-- INSTRUCTIONS FOR THE TASK --
Scan the data beneath this task and copy each line that includes "Output".
--- begin SOURCE MATERIAL ---
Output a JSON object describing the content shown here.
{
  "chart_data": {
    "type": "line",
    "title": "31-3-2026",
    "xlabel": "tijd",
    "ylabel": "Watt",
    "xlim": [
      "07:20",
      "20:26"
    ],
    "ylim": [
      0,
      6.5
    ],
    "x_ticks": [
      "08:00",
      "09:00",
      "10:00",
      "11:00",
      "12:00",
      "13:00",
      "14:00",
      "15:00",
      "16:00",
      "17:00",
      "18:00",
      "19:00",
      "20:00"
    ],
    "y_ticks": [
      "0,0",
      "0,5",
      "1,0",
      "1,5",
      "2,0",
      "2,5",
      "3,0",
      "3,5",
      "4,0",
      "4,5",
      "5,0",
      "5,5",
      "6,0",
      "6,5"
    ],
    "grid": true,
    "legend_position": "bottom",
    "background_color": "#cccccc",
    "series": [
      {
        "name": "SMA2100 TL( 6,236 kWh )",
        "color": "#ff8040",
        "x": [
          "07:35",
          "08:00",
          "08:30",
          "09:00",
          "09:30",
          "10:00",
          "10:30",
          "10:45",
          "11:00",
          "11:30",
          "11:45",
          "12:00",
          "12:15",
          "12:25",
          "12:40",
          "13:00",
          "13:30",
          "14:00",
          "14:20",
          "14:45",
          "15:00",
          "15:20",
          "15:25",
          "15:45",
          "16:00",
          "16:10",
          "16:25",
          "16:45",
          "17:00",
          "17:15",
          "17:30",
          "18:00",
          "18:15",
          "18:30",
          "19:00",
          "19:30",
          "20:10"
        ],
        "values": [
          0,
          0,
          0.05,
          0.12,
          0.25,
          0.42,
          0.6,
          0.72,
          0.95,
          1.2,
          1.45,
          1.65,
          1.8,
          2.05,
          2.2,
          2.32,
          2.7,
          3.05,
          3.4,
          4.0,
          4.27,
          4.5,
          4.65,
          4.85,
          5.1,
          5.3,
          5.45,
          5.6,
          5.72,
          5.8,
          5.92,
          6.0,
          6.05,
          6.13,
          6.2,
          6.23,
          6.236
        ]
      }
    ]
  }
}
--- end SOURCE MATERIAL ---
--- begin SOURCE MATERIAL ---
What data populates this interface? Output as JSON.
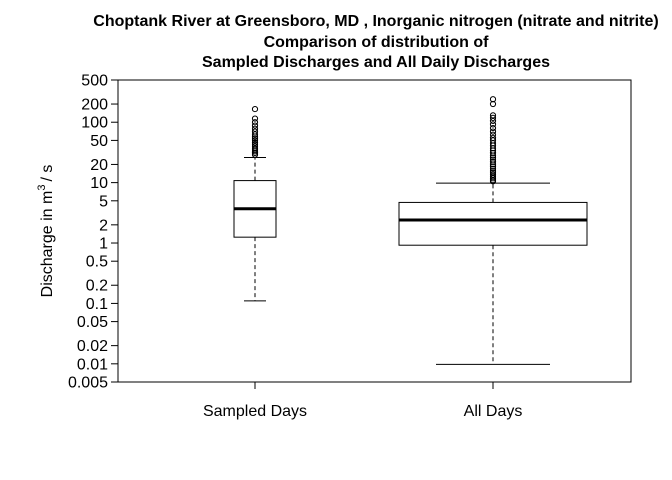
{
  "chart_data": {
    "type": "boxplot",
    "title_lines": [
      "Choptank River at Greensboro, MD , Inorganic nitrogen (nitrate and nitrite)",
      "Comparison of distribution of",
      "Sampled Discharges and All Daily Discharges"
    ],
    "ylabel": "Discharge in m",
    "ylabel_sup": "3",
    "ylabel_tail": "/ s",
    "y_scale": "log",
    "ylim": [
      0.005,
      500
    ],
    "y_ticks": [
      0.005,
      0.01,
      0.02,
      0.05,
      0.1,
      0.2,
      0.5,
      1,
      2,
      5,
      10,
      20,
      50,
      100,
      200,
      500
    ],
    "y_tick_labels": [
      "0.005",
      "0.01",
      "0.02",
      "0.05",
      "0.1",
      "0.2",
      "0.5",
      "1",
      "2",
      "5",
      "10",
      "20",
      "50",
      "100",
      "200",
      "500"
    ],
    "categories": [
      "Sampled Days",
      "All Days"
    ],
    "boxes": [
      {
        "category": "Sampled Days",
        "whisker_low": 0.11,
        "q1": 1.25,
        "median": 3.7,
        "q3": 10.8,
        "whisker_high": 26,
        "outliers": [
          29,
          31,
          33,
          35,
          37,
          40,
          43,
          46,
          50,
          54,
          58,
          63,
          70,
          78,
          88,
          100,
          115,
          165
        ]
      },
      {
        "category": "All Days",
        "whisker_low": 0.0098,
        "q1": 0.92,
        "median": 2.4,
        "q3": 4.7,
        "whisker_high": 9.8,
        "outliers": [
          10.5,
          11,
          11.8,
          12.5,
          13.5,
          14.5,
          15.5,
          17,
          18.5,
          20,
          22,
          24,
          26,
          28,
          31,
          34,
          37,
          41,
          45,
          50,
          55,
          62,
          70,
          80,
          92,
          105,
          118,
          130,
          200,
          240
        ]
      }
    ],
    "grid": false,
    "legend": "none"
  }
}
--- end SOURCE MATERIAL ---
--- begin SOURCE MATERIAL ---
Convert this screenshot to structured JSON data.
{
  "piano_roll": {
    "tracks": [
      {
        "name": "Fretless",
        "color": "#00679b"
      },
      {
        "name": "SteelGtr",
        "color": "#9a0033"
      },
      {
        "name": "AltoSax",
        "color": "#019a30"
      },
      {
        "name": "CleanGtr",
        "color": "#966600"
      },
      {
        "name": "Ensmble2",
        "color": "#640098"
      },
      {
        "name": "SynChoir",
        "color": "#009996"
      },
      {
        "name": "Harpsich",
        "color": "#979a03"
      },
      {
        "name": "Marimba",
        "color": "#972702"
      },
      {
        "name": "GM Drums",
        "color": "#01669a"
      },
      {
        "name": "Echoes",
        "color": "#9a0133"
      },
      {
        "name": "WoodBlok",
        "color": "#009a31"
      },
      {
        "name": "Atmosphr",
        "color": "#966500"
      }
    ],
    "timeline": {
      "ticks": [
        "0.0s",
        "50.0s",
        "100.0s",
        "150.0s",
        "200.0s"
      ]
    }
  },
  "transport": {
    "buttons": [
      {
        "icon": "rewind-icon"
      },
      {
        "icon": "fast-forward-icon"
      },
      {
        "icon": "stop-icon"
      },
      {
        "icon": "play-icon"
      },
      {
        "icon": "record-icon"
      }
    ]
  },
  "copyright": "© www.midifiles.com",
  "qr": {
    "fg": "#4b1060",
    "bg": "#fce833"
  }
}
--- end SOURCE MATERIAL ---
-- WRITTEN SOLUTION --
Output a JSON object describing the content shown here.
What data populates this interface? Output as JSON.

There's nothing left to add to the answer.